Task requirements: Please restate the following records word for word.

#### Supplied data

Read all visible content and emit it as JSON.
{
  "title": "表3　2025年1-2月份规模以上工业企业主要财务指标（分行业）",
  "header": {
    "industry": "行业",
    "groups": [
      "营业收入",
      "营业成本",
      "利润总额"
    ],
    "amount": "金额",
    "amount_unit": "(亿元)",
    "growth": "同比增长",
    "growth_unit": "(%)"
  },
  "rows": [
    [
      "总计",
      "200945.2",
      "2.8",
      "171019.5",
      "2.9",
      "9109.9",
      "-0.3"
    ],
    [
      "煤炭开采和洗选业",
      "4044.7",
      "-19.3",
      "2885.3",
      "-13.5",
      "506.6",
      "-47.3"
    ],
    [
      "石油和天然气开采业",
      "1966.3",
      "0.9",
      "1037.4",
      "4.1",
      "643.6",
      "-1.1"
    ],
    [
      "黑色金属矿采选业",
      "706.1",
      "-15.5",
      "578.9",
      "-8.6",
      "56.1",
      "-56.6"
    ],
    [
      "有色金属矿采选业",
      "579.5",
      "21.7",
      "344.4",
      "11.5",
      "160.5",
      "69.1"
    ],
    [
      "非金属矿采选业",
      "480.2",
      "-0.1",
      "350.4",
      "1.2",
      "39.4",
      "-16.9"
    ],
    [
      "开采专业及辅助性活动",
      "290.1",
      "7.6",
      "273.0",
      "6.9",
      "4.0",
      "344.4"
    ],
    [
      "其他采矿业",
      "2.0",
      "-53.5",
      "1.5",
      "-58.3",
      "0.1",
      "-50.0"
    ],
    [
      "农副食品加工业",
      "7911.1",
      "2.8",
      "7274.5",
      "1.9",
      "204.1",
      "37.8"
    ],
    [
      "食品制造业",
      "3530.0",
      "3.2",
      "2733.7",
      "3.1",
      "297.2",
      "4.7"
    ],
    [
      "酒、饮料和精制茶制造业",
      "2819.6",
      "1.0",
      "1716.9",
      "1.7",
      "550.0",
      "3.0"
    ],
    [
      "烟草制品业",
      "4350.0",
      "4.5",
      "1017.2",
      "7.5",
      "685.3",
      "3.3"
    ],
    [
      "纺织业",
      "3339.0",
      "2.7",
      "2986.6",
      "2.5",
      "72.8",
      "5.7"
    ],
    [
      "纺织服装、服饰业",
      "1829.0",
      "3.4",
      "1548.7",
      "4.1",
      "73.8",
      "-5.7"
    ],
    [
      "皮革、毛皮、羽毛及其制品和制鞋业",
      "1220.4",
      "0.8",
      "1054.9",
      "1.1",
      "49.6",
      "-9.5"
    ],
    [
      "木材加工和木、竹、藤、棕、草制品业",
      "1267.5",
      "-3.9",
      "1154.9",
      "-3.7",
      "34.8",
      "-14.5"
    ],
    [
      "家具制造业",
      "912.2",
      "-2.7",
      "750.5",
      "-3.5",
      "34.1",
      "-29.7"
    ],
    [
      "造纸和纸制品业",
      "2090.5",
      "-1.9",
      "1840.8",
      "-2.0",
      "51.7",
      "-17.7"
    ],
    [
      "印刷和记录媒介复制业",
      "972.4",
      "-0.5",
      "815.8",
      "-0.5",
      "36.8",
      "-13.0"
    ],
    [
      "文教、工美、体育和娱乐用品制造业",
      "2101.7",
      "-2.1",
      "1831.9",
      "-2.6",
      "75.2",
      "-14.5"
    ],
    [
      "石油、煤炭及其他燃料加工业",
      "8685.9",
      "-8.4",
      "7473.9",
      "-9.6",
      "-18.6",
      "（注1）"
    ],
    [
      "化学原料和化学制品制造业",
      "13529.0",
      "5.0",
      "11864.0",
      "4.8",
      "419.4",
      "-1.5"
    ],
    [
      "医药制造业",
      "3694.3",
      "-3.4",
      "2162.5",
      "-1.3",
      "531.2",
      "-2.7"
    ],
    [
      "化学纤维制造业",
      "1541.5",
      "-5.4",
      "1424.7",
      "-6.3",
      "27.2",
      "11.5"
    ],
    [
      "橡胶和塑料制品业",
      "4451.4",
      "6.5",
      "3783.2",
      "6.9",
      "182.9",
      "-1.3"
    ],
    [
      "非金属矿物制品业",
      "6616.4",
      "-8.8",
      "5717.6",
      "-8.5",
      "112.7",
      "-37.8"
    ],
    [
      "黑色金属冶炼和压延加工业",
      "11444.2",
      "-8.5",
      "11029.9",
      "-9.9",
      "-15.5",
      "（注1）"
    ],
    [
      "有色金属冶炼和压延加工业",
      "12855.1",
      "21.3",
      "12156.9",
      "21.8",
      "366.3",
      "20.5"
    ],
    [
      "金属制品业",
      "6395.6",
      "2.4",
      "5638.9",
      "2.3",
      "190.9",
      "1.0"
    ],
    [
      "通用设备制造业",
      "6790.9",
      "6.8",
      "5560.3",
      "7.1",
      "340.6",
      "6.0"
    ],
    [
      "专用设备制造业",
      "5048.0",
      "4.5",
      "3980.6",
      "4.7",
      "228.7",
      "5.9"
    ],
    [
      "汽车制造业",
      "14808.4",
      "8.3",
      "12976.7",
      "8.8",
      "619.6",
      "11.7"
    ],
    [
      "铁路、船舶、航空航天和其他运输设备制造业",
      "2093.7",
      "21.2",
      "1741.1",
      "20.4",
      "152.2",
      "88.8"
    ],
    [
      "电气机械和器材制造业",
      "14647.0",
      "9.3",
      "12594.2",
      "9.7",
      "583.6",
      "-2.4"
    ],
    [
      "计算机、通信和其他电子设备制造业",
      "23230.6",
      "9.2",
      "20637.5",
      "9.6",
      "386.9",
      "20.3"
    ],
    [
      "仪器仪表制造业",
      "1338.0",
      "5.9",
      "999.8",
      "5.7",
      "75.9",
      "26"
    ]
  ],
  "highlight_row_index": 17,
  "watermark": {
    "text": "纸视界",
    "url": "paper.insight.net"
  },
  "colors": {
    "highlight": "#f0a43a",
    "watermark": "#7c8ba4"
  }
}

########

Reply to the task:
Read all visible content and emit it as JSON.
{
  "title": "表3　2025年1-2月份规模以上工业企业主要财务指标（分行业）",
  "header": {
    "industry": "行业",
    "groups": [
      "营业收入",
      "营业成本",
      "利润总额"
    ],
    "amount": "金额",
    "amount_unit": "(亿元)",
    "growth": "同比增长",
    "growth_unit": "(%)"
  },
  "rows": [
    [
      "总计",
      "200945.2",
      "2.8",
      "171019.5",
      "2.9",
      "9109.9",
      "-0.3"
    ],
    [
      "煤炭开采和洗选业",
      "4044.7",
      "-19.3",
      "2885.3",
      "-13.5",
      "506.6",
      "-47.3"
    ],
    [
      "石油和天然气开采业",
      "1966.3",
      "0.9",
      "1037.4",
      "4.1",
      "643.6",
      "-1.1"
    ],
    [
      "黑色金属矿采选业",
      "706.1",
      "-15.5",
      "578.9",
      "-8.6",
      "56.1",
      "-56.6"
    ],
    [
      "有色金属矿采选业",
      "579.5",
      "21.7",
      "344.4",
      "11.5",
      "160.5",
      "69.1"
    ],
    [
      "非金属矿采选业",
      "480.2",
      "-0.1",
      "350.4",
      "1.2",
      "39.4",
      "-16.9"
    ],
    [
      "开采专业及辅助性活动",
      "290.1",
      "7.6",
      "273.0",
      "6.9",
      "4.0",
      "344.4"
    ],
    [
      "其他采矿业",
      "2.0",
      "-53.5",
      "1.5",
      "-58.3",
      "0.1",
      "-50.0"
    ],
    [
      "农副食品加工业",
      "7911.1",
      "2.8",
      "7274.5",
      "1.9",
      "204.1",
      "37.8"
    ],
    [
      "食品制造业",
      "3530.0",
      "3.2",
      "2733.7",
      "3.1",
      "297.2",
      "4.7"
    ],
    [
      "酒、饮料和精制茶制造业",
      "2819.6",
      "1.0",
      "1716.9",
      "1.7",
      "550.0",
      "3.0"
    ],
    [
      "烟草制品业",
      "4350.0",
      "4.5",
      "1017.2",
      "7.5",
      "685.3",
      "3.3"
    ],
    [
      "纺织业",
      "3339.0",
      "2.7",
      "2986.6",
      "2.5",
      "72.8",
      "5.7"
    ],
    [
      "纺织服装、服饰业",
      "1829.0",
      "3.4",
      "1548.7",
      "4.1",
      "73.8",
      "-5.7"
    ],
    [
      "皮革、毛皮、羽毛及其制品和制鞋业",
      "1220.4",
      "0.8",
      "1054.9",
      "1.1",
      "49.6",
      "-9.5"
    ],
    [
      "木材加工和木、竹、藤、棕、草制品业",
      "1267.5",
      "-3.9",
      "1154.9",
      "-3.7",
      "34.8",
      "-14.5"
    ],
    [
      "家具制造业",
      "912.2",
      "-2.7",
      "750.5",
      "-3.5",
      "34.1",
      "-29.7"
    ],
    [
      "造纸和纸制品业",
      "2090.5",
      "-1.9",
      "1840.8",
      "-2.0",
      "51.7",
      "-17.7"
    ],
    [
      "印刷和记录媒介复制业",
      "972.4",
      "-0.5",
      "815.8",
      "-0.5",
      "36.8",
      "-13.0"
    ],
    [
      "文教、工美、体育和娱乐用品制造业",
      "2101.7",
      "-2.1",
      "1831.9",
      "-2.6",
      "75.2",
      "-14.5"
    ],
    [
      "石油、煤炭及其他燃料加工业",
      "8685.9",
      "-8.4",
      "7473.9",
      "-9.6",
      "-18.6",
      "（注1）"
    ],
    [
      "化学原料和化学制品制造业",
      "13529.0",
      "5.0",
      "11864.0",
      "4.8",
      "419.4",
      "-1.5"
    ],
    [
      "医药制造业",
      "3694.3",
      "-3.4",
      "2162.5",
      "-1.3",
      "531.2",
      "-2.7"
    ],
    [
      "化学纤维制造业",
      "1541.5",
      "-5.4",
      "1424.7",
      "-6.3",
      "27.2",
      "11.5"
    ],
    [
      "橡胶和塑料制品业",
      "4451.4",
      "6.5",
      "3783.2",
      "6.9",
      "182.9",
      "-1.3"
    ],
    [
      "非金属矿物制品业",
      "6616.4",
      "-8.8",
      "5717.6",
      "-8.5",
      "112.7",
      "-37.8"
    ],
    [
      "黑色金属冶炼和压延加工业",
      "11444.2",
      "-8.5",
      "11029.9",
      "-9.9",
      "-15.5",
      "（注1）"
    ],
    [
      "有色金属冶炼和压延加工业",
      "12855.1",
      "21.3",
      "12156.9",
      "21.8",
      "366.3",
      "20.5"
    ],
    [
      "金属制品业",
      "6395.6",
      "2.4",
      "5638.9",
      "2.3",
      "190.9",
      "1.0"
    ],
    [
      "通用设备制造业",
      "6790.9",
      "6.8",
      "5560.3",
      "7.1",
      "340.6",
      "6.0"
    ],
    [
      "专用设备制造业",
      "5048.0",
      "4.5",
      "3980.6",
      "4.7",
      "228.7",
      "5.9"
    ],
    [
      "汽车制造业",
      "14808.4",
      "8.3",
      "12976.7",
      "8.8",
      "619.6",
      "11.7"
    ],
    [
      "铁路、船舶、航空航天和其他运输设备制造业",
      "2093.7",
      "21.2",
      "1741.1",
      "20.4",
      "152.2",
      "88.8"
    ],
    [
      "电气机械和器材制造业",
      "14647.0",
      "9.3",
      "12594.2",
      "9.7",
      "583.6",
      "-2.4"
    ],
    [
      "计算机、通信和其他电子设备制造业",
      "23230.6",
      "9.2",
      "20637.5",
      "9.6",
      "386.9",
      "20.3"
    ],
    [
      "仪器仪表制造业",
      "1338.0",
      "5.9",
      "999.8",
      "5.7",
      "75.9",
      "26"
    ]
  ],
  "highlight_row_index": 17,
  "watermark": {
    "text": "纸视界",
    "url": "paper.insight.net"
  },
  "colors": {
    "highlight": "#f0a43a",
    "watermark": "#7c8ba4"
  }
}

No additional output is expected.